Source records
———

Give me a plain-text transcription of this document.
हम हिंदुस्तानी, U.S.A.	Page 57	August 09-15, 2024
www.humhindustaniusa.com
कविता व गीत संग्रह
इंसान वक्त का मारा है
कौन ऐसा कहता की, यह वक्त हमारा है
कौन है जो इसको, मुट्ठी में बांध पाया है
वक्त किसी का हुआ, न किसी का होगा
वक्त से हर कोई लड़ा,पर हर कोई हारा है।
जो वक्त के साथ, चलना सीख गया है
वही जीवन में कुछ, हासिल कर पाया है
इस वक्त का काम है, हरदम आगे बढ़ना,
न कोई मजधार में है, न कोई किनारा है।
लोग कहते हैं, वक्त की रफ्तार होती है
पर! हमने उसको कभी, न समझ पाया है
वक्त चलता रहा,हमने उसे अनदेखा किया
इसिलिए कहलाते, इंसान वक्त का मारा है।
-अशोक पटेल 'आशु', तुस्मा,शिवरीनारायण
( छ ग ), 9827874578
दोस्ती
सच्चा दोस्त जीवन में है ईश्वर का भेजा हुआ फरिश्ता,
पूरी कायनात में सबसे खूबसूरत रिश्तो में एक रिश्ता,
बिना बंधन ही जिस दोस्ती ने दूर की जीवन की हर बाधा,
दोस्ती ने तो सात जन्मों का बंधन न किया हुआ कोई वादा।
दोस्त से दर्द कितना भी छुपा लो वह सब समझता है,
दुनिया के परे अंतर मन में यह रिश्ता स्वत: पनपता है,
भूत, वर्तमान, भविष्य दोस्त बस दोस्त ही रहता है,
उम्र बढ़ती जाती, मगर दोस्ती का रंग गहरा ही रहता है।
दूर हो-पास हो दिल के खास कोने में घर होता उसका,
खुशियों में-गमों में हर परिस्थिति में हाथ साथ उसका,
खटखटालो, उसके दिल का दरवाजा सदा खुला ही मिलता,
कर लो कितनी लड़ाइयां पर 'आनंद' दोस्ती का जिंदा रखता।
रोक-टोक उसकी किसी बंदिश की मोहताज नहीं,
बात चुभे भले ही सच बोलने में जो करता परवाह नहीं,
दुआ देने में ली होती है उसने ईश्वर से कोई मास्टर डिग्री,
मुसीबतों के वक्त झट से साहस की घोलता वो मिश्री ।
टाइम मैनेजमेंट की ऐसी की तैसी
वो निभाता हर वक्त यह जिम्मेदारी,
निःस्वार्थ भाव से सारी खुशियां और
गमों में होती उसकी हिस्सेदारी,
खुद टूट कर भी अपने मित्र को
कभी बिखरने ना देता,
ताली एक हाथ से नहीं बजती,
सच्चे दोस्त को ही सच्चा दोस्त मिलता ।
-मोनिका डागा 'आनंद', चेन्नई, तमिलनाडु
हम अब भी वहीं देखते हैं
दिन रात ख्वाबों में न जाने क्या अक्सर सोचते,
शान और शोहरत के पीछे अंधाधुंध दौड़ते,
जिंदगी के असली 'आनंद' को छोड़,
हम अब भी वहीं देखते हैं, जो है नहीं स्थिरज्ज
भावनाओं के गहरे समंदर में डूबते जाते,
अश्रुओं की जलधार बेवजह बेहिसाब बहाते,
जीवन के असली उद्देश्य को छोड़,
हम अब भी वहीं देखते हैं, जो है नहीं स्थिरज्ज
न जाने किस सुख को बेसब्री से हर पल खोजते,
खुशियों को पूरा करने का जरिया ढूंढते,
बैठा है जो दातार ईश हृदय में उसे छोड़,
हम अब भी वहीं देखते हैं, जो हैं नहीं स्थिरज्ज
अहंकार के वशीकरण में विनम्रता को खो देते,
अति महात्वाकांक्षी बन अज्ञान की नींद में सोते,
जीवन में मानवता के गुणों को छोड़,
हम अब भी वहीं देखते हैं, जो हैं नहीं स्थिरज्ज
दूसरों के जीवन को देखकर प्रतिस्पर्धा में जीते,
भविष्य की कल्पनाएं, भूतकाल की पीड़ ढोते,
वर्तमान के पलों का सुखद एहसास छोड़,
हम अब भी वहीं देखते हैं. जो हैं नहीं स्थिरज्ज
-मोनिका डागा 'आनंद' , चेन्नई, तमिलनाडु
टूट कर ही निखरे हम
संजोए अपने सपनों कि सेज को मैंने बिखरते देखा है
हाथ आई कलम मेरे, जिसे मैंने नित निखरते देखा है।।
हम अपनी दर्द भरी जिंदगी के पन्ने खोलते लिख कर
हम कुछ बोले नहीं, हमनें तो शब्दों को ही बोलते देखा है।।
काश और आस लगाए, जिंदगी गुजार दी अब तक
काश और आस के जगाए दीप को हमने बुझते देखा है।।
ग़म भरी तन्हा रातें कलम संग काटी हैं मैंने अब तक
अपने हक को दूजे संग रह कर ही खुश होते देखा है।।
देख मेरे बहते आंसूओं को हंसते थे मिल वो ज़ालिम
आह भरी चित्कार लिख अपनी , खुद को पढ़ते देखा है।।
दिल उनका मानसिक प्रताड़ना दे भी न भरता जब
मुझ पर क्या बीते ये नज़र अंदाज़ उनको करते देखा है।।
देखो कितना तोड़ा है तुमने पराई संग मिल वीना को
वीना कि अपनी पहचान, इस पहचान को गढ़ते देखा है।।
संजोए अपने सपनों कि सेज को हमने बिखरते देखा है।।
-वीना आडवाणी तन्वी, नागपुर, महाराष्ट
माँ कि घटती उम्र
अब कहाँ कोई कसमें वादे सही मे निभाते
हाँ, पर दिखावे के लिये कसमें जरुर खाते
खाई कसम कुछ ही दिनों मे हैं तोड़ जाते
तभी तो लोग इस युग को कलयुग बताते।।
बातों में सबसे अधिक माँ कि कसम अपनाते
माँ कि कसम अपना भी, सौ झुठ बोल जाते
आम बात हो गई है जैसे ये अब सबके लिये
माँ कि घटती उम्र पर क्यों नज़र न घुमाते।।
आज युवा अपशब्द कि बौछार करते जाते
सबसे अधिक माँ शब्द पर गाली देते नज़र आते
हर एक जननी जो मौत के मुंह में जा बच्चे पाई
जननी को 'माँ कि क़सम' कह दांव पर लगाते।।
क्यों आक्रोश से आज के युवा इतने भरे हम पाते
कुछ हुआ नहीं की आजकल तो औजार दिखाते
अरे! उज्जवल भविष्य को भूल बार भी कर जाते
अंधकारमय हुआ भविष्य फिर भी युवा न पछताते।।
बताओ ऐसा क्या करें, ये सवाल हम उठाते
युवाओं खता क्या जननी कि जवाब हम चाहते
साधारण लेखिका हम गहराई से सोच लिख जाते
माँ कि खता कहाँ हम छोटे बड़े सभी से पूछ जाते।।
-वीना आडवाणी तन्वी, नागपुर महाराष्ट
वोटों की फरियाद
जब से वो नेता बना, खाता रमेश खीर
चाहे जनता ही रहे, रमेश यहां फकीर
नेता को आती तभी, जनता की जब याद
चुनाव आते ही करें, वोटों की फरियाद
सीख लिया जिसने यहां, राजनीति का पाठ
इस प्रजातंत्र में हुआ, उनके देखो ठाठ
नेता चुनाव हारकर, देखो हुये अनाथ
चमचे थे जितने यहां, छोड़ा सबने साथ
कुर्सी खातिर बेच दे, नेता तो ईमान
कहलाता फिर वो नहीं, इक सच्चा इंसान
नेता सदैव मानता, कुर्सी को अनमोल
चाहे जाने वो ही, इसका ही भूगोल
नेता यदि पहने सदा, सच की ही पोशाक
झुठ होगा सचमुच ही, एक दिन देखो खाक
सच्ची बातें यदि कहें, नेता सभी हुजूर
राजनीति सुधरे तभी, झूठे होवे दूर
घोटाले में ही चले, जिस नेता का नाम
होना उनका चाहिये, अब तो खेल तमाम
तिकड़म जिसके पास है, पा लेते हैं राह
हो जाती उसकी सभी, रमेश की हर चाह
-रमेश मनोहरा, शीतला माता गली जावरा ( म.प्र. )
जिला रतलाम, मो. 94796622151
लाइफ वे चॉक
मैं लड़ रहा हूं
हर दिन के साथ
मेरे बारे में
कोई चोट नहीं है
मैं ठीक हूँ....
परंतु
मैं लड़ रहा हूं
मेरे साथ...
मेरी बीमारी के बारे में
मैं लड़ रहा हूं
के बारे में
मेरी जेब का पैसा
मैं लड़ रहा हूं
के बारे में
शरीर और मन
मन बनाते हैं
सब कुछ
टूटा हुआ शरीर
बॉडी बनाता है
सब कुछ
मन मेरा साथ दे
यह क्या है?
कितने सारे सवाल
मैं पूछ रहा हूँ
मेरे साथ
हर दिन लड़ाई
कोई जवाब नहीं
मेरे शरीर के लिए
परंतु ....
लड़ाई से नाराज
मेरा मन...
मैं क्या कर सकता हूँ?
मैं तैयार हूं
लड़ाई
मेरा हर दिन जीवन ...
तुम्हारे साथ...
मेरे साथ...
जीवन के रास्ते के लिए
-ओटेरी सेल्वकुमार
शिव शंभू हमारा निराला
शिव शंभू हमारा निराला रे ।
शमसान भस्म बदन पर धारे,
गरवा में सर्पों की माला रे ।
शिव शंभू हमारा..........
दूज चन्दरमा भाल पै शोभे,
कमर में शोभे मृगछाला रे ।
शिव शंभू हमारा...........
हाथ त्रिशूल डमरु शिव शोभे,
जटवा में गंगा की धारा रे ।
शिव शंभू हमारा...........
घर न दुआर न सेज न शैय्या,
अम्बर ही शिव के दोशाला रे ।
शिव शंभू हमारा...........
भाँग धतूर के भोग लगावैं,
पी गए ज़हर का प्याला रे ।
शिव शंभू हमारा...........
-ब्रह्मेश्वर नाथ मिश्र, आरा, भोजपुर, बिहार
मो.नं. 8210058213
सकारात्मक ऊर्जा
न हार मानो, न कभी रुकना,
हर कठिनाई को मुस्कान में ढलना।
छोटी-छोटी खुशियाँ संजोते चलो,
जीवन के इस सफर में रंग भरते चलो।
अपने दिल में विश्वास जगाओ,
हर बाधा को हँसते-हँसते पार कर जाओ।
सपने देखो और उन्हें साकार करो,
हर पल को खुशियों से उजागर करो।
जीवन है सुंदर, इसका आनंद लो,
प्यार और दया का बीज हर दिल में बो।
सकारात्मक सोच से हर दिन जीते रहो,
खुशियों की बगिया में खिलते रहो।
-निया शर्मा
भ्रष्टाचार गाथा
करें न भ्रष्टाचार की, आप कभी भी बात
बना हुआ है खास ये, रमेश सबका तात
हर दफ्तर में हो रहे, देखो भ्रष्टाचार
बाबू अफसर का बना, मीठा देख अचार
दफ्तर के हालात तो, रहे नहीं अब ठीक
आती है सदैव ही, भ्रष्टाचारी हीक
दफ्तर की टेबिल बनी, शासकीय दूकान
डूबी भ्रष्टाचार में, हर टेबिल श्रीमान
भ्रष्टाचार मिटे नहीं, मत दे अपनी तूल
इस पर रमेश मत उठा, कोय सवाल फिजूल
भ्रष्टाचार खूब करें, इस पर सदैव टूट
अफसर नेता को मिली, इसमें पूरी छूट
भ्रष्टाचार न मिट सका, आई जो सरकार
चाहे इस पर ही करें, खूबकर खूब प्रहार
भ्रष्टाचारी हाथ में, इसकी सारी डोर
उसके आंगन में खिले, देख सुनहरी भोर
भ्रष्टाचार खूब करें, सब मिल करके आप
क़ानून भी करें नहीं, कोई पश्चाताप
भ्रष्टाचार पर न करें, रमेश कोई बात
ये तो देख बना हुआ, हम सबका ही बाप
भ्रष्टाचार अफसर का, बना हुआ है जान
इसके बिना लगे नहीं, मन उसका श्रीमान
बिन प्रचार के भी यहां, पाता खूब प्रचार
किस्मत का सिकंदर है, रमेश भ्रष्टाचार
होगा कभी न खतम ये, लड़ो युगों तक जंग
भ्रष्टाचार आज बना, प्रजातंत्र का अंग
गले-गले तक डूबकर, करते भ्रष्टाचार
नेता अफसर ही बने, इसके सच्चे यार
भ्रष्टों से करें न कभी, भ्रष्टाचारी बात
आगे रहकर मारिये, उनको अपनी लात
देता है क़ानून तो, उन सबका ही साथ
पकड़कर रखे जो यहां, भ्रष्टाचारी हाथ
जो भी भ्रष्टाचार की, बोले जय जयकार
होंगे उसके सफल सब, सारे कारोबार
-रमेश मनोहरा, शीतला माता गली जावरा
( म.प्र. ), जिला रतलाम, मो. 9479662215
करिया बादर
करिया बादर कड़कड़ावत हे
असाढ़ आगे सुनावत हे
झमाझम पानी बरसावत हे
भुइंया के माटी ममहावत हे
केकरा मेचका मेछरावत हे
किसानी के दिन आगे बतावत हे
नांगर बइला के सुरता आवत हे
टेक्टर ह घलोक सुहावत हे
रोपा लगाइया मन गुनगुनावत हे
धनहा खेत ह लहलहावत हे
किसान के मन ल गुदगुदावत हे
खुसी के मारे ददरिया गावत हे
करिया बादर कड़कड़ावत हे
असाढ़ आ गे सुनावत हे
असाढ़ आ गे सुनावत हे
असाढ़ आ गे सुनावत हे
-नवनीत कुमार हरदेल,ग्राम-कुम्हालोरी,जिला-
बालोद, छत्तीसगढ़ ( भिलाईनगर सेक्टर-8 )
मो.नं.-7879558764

———

Exercise objective
How many lines in the listing contain "अफसर"? Answer with the number alone.

Exercise answer
4